### What the task asks
Look for the string "text" in every line, and copy each line that has it.

+++ Data in this exercise +++

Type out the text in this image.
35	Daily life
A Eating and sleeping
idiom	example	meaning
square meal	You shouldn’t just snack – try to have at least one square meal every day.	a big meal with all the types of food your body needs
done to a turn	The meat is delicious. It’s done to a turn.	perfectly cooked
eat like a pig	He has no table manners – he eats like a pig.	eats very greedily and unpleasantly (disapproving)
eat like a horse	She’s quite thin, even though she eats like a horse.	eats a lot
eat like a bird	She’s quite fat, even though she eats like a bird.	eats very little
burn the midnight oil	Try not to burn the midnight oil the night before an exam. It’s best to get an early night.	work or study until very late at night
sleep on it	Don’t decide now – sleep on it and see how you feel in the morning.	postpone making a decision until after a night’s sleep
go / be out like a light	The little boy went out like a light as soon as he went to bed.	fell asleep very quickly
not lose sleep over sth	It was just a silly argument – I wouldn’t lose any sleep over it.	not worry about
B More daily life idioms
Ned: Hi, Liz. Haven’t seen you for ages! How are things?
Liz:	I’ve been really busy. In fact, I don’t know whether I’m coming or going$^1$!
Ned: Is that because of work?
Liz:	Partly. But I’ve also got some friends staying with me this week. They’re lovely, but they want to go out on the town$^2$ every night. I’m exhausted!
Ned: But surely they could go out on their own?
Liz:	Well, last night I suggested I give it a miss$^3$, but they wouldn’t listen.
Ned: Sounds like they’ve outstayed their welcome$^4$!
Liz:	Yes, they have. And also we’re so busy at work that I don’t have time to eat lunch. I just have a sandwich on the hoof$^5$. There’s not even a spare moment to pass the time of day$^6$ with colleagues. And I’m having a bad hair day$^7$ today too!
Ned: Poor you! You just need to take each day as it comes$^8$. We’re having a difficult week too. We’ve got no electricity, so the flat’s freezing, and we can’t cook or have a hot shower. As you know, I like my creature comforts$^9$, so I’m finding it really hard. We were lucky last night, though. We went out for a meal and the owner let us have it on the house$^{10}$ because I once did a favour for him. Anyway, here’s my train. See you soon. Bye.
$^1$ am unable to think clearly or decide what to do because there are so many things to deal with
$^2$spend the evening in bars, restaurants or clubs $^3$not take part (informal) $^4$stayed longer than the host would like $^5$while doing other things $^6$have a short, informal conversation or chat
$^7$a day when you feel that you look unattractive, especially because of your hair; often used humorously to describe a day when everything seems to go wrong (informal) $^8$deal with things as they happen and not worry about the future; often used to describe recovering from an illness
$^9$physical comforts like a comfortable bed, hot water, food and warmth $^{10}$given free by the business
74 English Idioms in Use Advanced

+++
+++ Data in this exercise +++

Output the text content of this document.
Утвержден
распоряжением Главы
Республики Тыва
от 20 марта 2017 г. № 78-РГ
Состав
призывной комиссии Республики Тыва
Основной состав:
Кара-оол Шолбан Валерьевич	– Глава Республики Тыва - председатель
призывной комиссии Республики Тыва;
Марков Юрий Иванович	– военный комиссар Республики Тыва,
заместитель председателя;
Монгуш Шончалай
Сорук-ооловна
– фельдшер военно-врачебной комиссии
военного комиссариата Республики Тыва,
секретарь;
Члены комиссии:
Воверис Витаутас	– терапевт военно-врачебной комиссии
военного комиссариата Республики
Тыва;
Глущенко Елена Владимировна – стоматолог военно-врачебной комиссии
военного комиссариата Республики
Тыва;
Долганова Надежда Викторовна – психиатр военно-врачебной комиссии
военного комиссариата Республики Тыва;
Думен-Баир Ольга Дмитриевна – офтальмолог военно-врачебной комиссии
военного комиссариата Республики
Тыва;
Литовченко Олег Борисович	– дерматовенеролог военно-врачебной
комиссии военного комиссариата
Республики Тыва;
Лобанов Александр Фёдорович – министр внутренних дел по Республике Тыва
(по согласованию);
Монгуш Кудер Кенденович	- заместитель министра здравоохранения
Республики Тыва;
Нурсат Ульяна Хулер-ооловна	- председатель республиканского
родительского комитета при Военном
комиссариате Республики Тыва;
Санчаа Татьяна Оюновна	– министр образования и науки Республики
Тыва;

+++
+++ Data in this exercise +++

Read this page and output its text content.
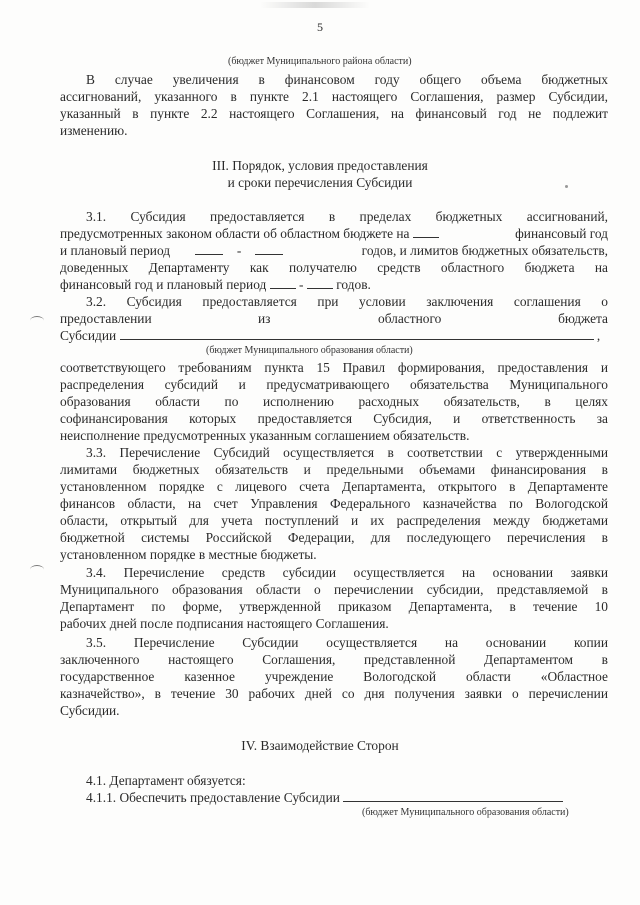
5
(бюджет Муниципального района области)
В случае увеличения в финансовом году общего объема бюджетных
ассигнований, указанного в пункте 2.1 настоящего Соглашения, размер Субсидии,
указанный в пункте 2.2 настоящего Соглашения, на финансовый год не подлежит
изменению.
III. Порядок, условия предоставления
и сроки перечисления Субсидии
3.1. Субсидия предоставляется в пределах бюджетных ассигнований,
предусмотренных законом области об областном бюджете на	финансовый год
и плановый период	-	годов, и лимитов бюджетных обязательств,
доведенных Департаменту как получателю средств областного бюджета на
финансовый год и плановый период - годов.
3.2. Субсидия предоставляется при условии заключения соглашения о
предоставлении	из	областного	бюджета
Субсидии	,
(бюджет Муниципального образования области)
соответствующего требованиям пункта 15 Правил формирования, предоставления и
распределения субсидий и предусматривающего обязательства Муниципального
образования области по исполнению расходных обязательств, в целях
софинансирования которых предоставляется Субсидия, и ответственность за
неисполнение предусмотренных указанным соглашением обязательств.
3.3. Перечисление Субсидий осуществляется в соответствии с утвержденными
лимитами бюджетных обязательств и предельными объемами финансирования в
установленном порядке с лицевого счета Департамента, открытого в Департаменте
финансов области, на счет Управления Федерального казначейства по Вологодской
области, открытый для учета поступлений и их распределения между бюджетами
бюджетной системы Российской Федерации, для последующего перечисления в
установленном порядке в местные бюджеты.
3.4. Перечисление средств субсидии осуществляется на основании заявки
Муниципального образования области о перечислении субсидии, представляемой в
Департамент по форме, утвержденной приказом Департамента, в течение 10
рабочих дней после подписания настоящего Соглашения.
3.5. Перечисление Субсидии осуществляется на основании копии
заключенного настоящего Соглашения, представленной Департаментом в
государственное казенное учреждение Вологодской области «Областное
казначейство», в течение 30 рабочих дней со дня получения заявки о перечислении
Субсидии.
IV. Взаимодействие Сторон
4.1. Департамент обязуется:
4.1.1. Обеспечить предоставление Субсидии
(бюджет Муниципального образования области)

+++

### Complete response
Type out the text in this image.
Output the text content of this document.
Read this page and output its text content.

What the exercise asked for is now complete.